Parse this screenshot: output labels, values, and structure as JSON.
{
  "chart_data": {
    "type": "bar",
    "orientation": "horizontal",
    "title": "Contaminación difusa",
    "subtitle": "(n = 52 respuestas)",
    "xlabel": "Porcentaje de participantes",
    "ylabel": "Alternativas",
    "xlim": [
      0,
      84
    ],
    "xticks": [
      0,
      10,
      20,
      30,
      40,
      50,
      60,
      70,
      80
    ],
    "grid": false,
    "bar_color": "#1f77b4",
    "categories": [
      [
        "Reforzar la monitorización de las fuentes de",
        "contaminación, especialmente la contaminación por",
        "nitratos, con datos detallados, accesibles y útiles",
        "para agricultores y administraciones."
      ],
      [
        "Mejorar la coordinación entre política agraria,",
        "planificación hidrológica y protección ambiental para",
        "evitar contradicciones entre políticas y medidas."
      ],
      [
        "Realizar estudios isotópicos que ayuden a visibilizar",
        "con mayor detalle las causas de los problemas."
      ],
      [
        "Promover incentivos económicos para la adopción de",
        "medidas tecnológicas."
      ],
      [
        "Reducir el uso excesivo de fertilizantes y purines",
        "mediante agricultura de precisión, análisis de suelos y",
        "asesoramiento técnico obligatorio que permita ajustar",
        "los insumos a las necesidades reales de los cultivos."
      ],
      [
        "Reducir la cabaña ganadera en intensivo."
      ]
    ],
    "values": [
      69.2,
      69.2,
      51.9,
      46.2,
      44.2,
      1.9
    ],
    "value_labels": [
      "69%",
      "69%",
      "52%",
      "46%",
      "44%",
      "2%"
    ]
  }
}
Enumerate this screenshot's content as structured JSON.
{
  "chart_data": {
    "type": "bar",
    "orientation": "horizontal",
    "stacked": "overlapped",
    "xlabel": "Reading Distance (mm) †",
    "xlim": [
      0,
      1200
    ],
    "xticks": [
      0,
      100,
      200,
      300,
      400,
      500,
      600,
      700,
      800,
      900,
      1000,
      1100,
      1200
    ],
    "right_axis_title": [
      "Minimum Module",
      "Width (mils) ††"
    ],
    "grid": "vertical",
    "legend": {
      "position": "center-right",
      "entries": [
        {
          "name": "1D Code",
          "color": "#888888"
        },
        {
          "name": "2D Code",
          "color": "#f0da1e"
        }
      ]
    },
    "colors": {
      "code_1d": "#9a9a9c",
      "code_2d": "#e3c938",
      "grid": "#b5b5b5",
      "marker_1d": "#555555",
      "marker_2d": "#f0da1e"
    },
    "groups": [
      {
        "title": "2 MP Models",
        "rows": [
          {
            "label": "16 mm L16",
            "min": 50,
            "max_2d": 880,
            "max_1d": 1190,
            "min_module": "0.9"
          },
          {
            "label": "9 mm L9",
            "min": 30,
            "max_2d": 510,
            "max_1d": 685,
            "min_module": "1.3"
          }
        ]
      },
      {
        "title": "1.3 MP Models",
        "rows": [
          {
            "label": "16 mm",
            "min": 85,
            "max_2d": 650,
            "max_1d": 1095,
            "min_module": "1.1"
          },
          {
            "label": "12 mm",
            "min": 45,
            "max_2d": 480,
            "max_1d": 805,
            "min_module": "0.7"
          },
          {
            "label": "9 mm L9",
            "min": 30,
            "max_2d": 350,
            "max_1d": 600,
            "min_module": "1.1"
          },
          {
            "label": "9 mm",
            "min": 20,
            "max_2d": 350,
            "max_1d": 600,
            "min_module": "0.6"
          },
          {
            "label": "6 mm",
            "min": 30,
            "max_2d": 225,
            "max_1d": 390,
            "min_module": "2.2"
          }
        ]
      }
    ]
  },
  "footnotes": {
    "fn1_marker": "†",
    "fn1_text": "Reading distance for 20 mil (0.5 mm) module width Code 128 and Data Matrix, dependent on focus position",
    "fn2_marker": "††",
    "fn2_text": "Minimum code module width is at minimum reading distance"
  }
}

━━━

**Task brief**
Filter the listing above by the word "para"; copy each line that passes.

**Solution to this task**
        "para agricultores y administraciones."
        "planificación hidrológica y protección ambiental para",
        "Promover incentivos económicos para la adopción de",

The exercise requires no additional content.